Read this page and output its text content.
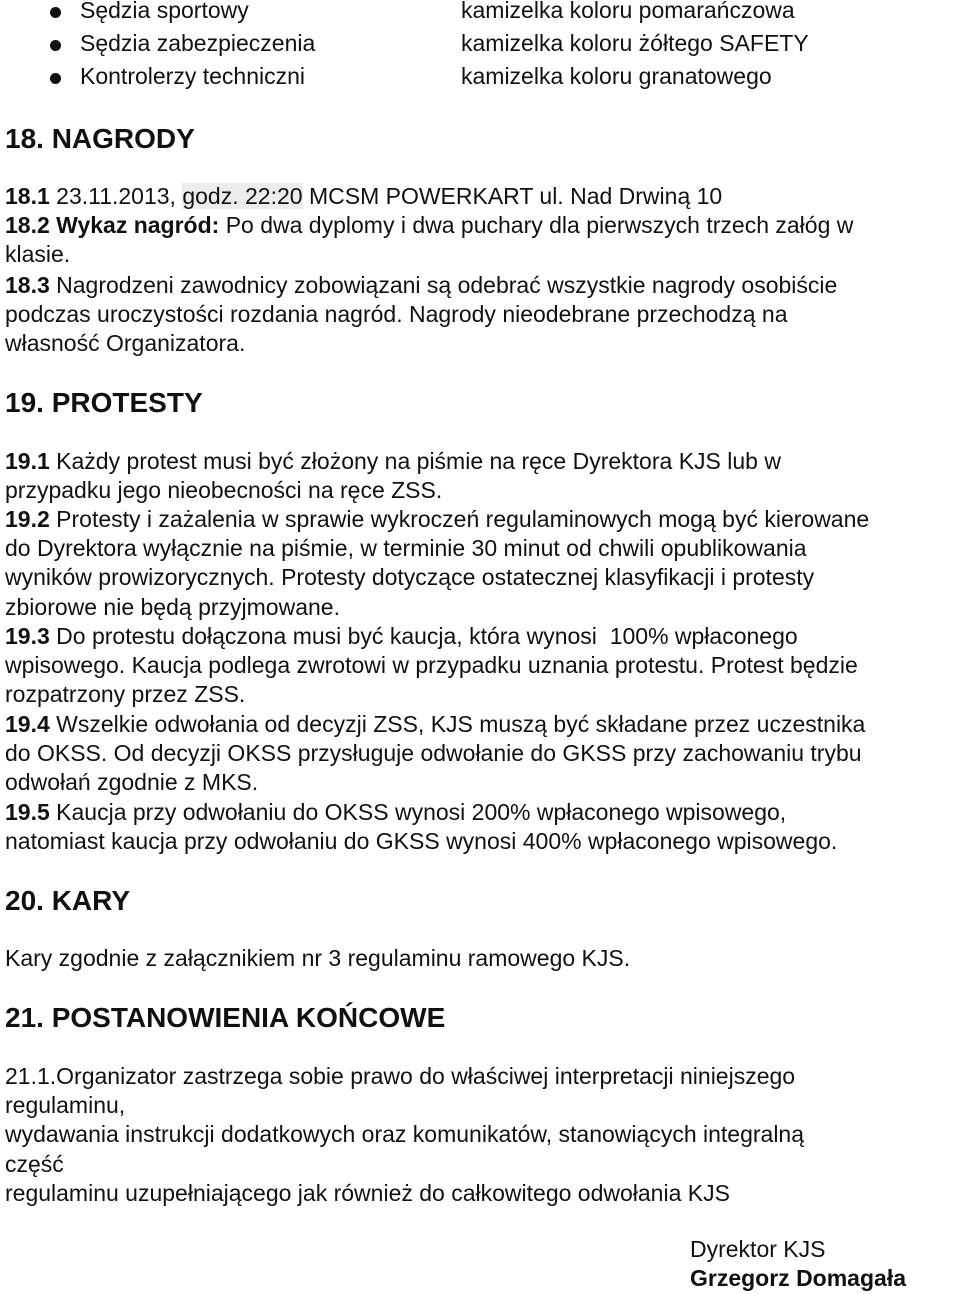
Sędzia sportowy	kamizelka koloru pomarańczowa
Sędzia zabezpieczenia	kamizelka koloru żółtego SAFETY
Kontrolerzy techniczni	kamizelka koloru granatowego
18. NAGRODY
18.1 23.11.2013, godz. 22:20 MCSM POWERKART ul. Nad Drwiną 10
18.2 Wykaz nagród: Po dwa dyplomy i dwa puchary dla pierwszych trzech załóg w
klasie.
18.3 Nagrodzeni zawodnicy zobowiązani są odebrać wszystkie nagrody osobiście
podczas uroczystości rozdania nagród. Nagrody nieodebrane przechodzą na
własność Organizatora.
19. PROTESTY
19.1 Każdy protest musi być złożony na piśmie na ręce Dyrektora KJS lub w
przypadku jego nieobecności na ręce ZSS.
19.2 Protesty i zażalenia w sprawie wykroczeń regulaminowych mogą być kierowane
do Dyrektora wyłącznie na piśmie, w terminie 30 minut od chwili opublikowania
wyników prowizorycznych. Protesty dotyczące ostatecznej klasyfikacji i protesty
zbiorowe nie będą przyjmowane.
19.3 Do protestu dołączona musi być kaucja, która wynosi  100% wpłaconego
wpisowego. Kaucja podlega zwrotowi w przypadku uznania protestu. Protest będzie
rozpatrzony przez ZSS.
19.4 Wszelkie odwołania od decyzji ZSS, KJS muszą być składane przez uczestnika
do OKSS. Od decyzji OKSS przysługuje odwołanie do GKSS przy zachowaniu trybu
odwołań zgodnie z MKS.
19.5 Kaucja przy odwołaniu do OKSS wynosi 200% wpłaconego wpisowego,
natomiast kaucja przy odwołaniu do GKSS wynosi 400% wpłaconego wpisowego.
20. KARY
Kary zgodnie z załącznikiem nr 3 regulaminu ramowego KJS.
21. POSTANOWIENIA KOŃCOWE
21.1.Organizator zastrzega sobie prawo do właściwej interpretacji niniejszego
regulaminu,
wydawania instrukcji dodatkowych oraz komunikatów, stanowiących integralną
część
regulaminu uzupełniającego jak również do całkowitego odwołania KJS
Dyrektor KJS
Grzegorz Domagała
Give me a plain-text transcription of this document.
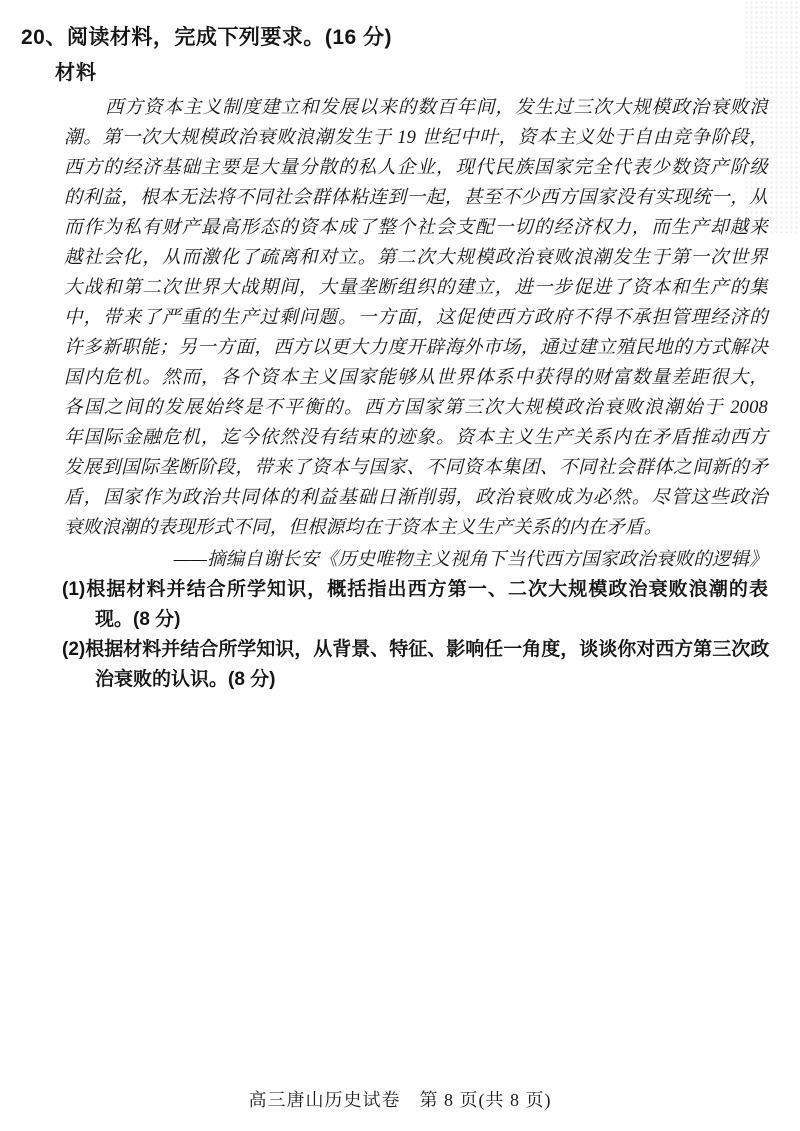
20、阅读材料，完成下列要求。(16 分)
材料
西方资本主义制度建立和发展以来的数百年间，发生过三次大规模政治衰败浪
潮。第一次大规模政治衰败浪潮发生于 19 世纪中叶，资本主义处于自由竞争阶段，
西方的经济基础主要是大量分散的私人企业，现代民族国家完全代表少数资产阶级
的利益，根本无法将不同社会群体粘连到一起，甚至不少西方国家没有实现统一，从
而作为私有财产最高形态的资本成了整个社会支配一切的经济权力，而生产却越来
越社会化，从而激化了疏离和对立。第二次大规模政治衰败浪潮发生于第一次世界
大战和第二次世界大战期间，大量垄断组织的建立，进一步促进了资本和生产的集
中，带来了严重的生产过剩问题。一方面，这促使西方政府不得不承担管理经济的
许多新职能；另一方面，西方以更大力度开辟海外市场，通过建立殖民地的方式解决
国内危机。然而，各个资本主义国家能够从世界体系中获得的财富数量差距很大，
各国之间的发展始终是不平衡的。西方国家第三次大规模政治衰败浪潮始于 2008
年国际金融危机，迄今依然没有结束的迹象。资本主义生产关系内在矛盾推动西方
发展到国际垄断阶段，带来了资本与国家、不同资本集团、不同社会群体之间新的矛
盾，国家作为政治共同体的利益基础日渐削弱，政治衰败成为必然。尽管这些政治
衰败浪潮的表现形式不同，但根源均在于资本主义生产关系的内在矛盾。
——摘编自谢长安《历史唯物主义视角下当代西方国家政治衰败的逻辑》
(1)根据材料并结合所学知识，概括指出西方第一、二次大规模政治衰败浪潮的表
现。(8 分)
(2)根据材料并结合所学知识，从背景、特征、影响任一角度，谈谈你对西方第三次政
治衰败的认识。(8 分)
高三唐山历史试卷　第 8 页(共 8 页)
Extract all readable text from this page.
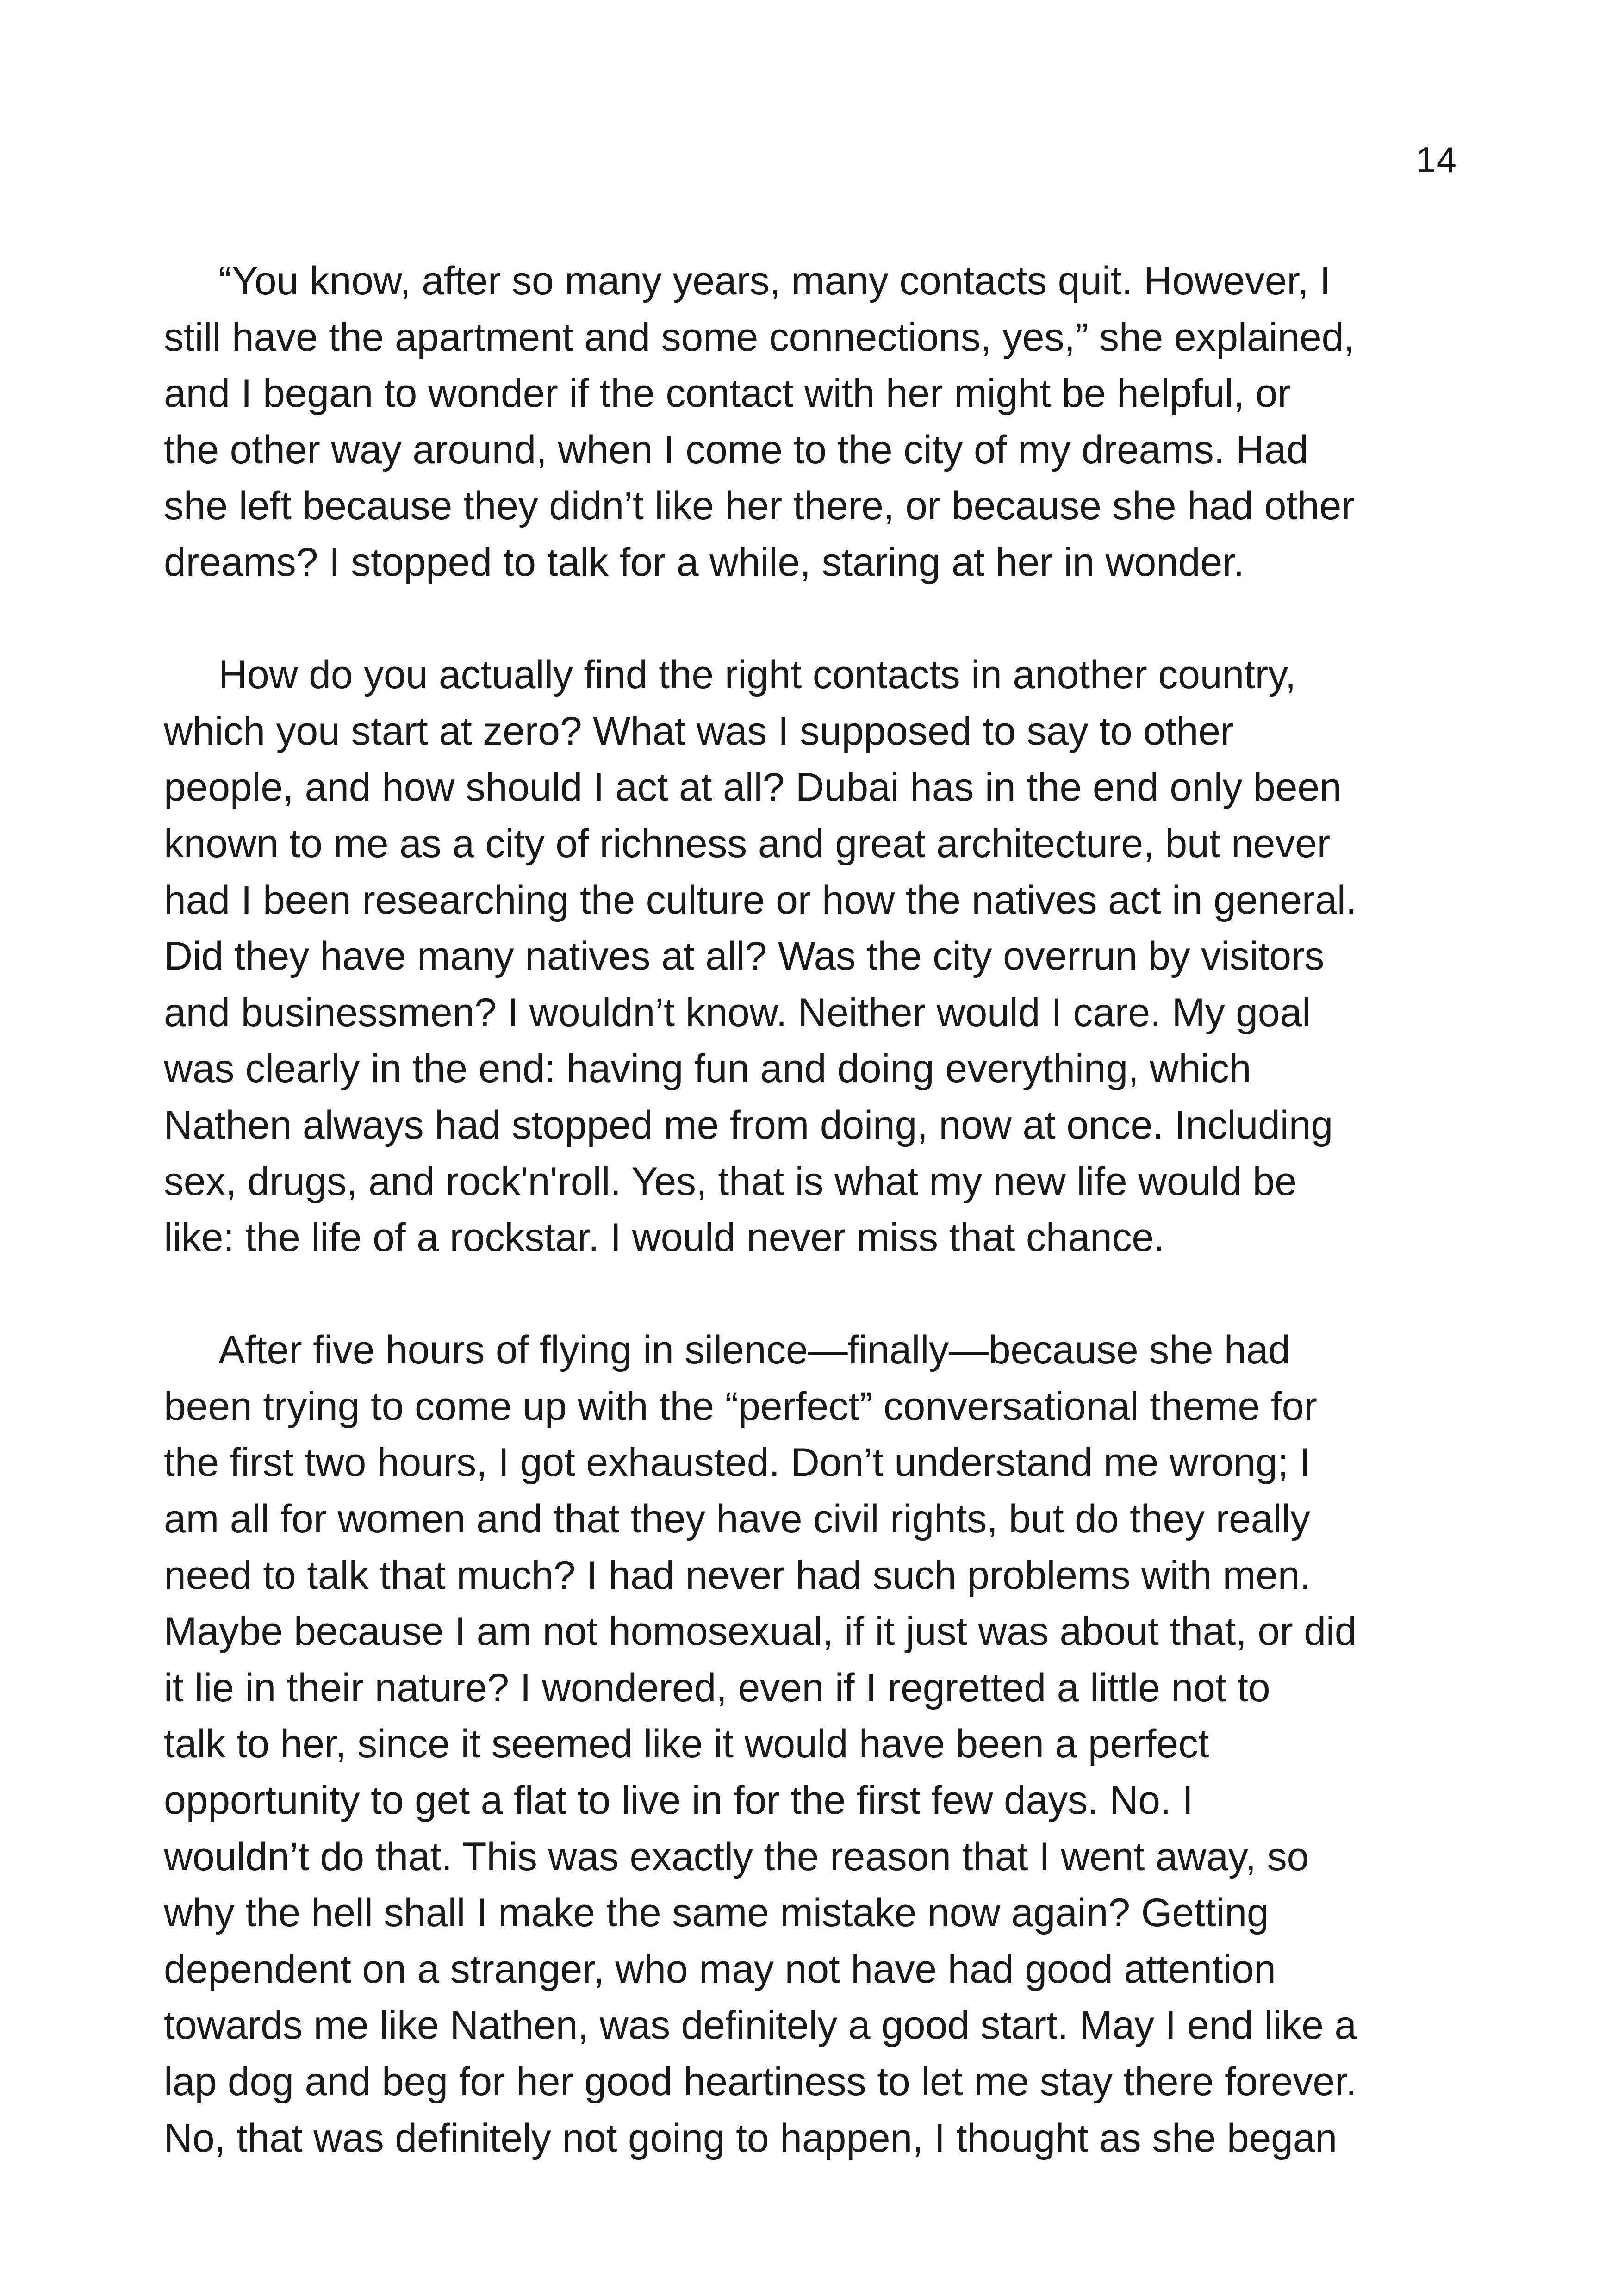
14

“You know, after so many years, many contacts quit. However, I
still have the apartment and some connections, yes,” she explained,
and I began to wonder if the contact with her might be helpful, or
the other way around, when I come to the city of my dreams. Had
she left because they didn’t like her there, or because she had other
dreams? I stopped to talk for a while, staring at her in wonder.

How do you actually find the right contacts in another country,
which you start at zero? What was I supposed to say to other
people, and how should I act at all? Dubai has in the end only been
known to me as a city of richness and great architecture, but never
had I been researching the culture or how the natives act in general.
Did they have many natives at all? Was the city overrun by visitors
and businessmen? I wouldn’t know. Neither would I care. My goal
was clearly in the end: having fun and doing everything, which
Nathen always had stopped me from doing, now at once. Including
sex, drugs, and rock'n'roll. Yes, that is what my new life would be
like: the life of a rockstar. I would never miss that chance.

After five hours of flying in silence—finally—because she had
been trying to come up with the “perfect” conversational theme for
the first two hours, I got exhausted. Don’t understand me wrong; I
am all for women and that they have civil rights, but do they really
need to talk that much? I had never had such problems with men.
Maybe because I am not homosexual, if it just was about that, or did
it lie in their nature? I wondered, even if I regretted a little not to
talk to her, since it seemed like it would have been a perfect
opportunity to get a flat to live in for the first few days. No. I
wouldn’t do that. This was exactly the reason that I went away, so
why the hell shall I make the same mistake now again? Getting
dependent on a stranger, who may not have had good attention
towards me like Nathen, was definitely a good start. May I end like a
lap dog and beg for her good heartiness to let me stay there forever.
No, that was definitely not going to happen, I thought as she began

☆ ☆ ☆ ☆ ☆

▶ _CHALLENGE_
Keep the pictures out and write out the records exactly.

▶ _TASK OUTPUT_
Read this page and output its text content.
Sędzia sportowy	kamizelka koloru pomarańczowa
Sędzia zabezpieczenia	kamizelka koloru żółtego SAFETY
Kontrolerzy techniczni	kamizelka koloru granatowego
18. NAGRODY
18.1 23.11.2013, godz. 22:20 MCSM POWERKART ul. Nad Drwiną 10
18.2 Wykaz nagród: Po dwa dyplomy i dwa puchary dla pierwszych trzech załóg w
klasie.
18.3 Nagrodzeni zawodnicy zobowiązani są odebrać wszystkie nagrody osobiście
podczas uroczystości rozdania nagród. Nagrody nieodebrane przechodzą na
własność Organizatora.
19. PROTESTY
19.1 Każdy protest musi być złożony na piśmie na ręce Dyrektora KJS lub w
przypadku jego nieobecności na ręce ZSS.
19.2 Protesty i zażalenia w sprawie wykroczeń regulaminowych mogą być kierowane
do Dyrektora wyłącznie na piśmie, w terminie 30 minut od chwili opublikowania
wyników prowizorycznych. Protesty dotyczące ostatecznej klasyfikacji i protesty
zbiorowe nie będą przyjmowane.
19.3 Do protestu dołączona musi być kaucja, która wynosi  100% wpłaconego
wpisowego. Kaucja podlega zwrotowi w przypadku uznania protestu. Protest będzie
rozpatrzony przez ZSS.
19.4 Wszelkie odwołania od decyzji ZSS, KJS muszą być składane przez uczestnika
do OKSS. Od decyzji OKSS przysługuje odwołanie do GKSS przy zachowaniu trybu
odwołań zgodnie z MKS.
19.5 Kaucja przy odwołaniu do OKSS wynosi 200% wpłaconego wpisowego,
natomiast kaucja przy odwołaniu do GKSS wynosi 400% wpłaconego wpisowego.
20. KARY
Kary zgodnie z załącznikiem nr 3 regulaminu ramowego KJS.
21. POSTANOWIENIA KOŃCOWE
21.1.Organizator zastrzega sobie prawo do właściwej interpretacji niniejszego
regulaminu,
wydawania instrukcji dodatkowych oraz komunikatów, stanowiących integralną
część
regulaminu uzupełniającego jak również do całkowitego odwołania KJS
Dyrektor KJS
Grzegorz Domagała
Give me a plain-text transcription of this document.
20、阅读材料，完成下列要求。(16 分)
材料
西方资本主义制度建立和发展以来的数百年间，发生过三次大规模政治衰败浪
潮。第一次大规模政治衰败浪潮发生于 19 世纪中叶，资本主义处于自由竞争阶段，
西方的经济基础主要是大量分散的私人企业，现代民族国家完全代表少数资产阶级
的利益，根本无法将不同社会群体粘连到一起，甚至不少西方国家没有实现统一，从
而作为私有财产最高形态的资本成了整个社会支配一切的经济权力，而生产却越来
越社会化，从而激化了疏离和对立。第二次大规模政治衰败浪潮发生于第一次世界
大战和第二次世界大战期间，大量垄断组织的建立，进一步促进了资本和生产的集
中，带来了严重的生产过剩问题。一方面，这促使西方政府不得不承担管理经济的
许多新职能；另一方面，西方以更大力度开辟海外市场，通过建立殖民地的方式解决
国内危机。然而，各个资本主义国家能够从世界体系中获得的财富数量差距很大，
各国之间的发展始终是不平衡的。西方国家第三次大规模政治衰败浪潮始于 2008
年国际金融危机，迄今依然没有结束的迹象。资本主义生产关系内在矛盾推动西方
发展到国际垄断阶段，带来了资本与国家、不同资本集团、不同社会群体之间新的矛
盾，国家作为政治共同体的利益基础日渐削弱，政治衰败成为必然。尽管这些政治
衰败浪潮的表现形式不同，但根源均在于资本主义生产关系的内在矛盾。
——摘编自谢长安《历史唯物主义视角下当代西方国家政治衰败的逻辑》
(1)根据材料并结合所学知识，概括指出西方第一、二次大规模政治衰败浪潮的表
现。(8 分)
(2)根据材料并结合所学知识，从背景、特征、影响任一角度，谈谈你对西方第三次政
治衰败的认识。(8 分)
高三唐山历史试卷　第 8 页(共 8 页)
Extract all readable text from this page.
14

“You know, after so many years, many contacts quit. However, I
still have the apartment and some connections, yes,” she explained,
and I began to wonder if the contact with her might be helpful, or
the other way around, when I come to the city of my dreams. Had
she left because they didn’t like her there, or because she had other
dreams? I stopped to talk for a while, staring at her in wonder.

How do you actually find the right contacts in another country,
which you start at zero? What was I supposed to say to other
people, and how should I act at all? Dubai has in the end only been
known to me as a city of richness and great architecture, but never
had I been researching the culture or how the natives act in general.
Did they have many natives at all? Was the city overrun by visitors
and businessmen? I wouldn’t know. Neither would I care. My goal
was clearly in the end: having fun and doing everything, which
Nathen always had stopped me from doing, now at once. Including
sex, drugs, and rock'n'roll. Yes, that is what my new life would be
like: the life of a rockstar. I would never miss that chance.

After five hours of flying in silence—finally—because she had
been trying to come up with the “perfect” conversational theme for
the first two hours, I got exhausted. Don’t understand me wrong; I
am all for women and that they have civil rights, but do they really
need to talk that much? I had never had such problems with men.
Maybe because I am not homosexual, if it just was about that, or did
it lie in their nature? I wondered, even if I regretted a little not to
talk to her, since it seemed like it would have been a perfect
opportunity to get a flat to live in for the first few days. No. I
wouldn’t do that. This was exactly the reason that I went away, so
why the hell shall I make the same mistake now again? Getting
dependent on a stranger, who may not have had good attention
towards me like Nathen, was definitely a good start. May I end like a
lap dog and beg for her good heartiness to let me stay there forever.
No, that was definitely not going to happen, I thought as she began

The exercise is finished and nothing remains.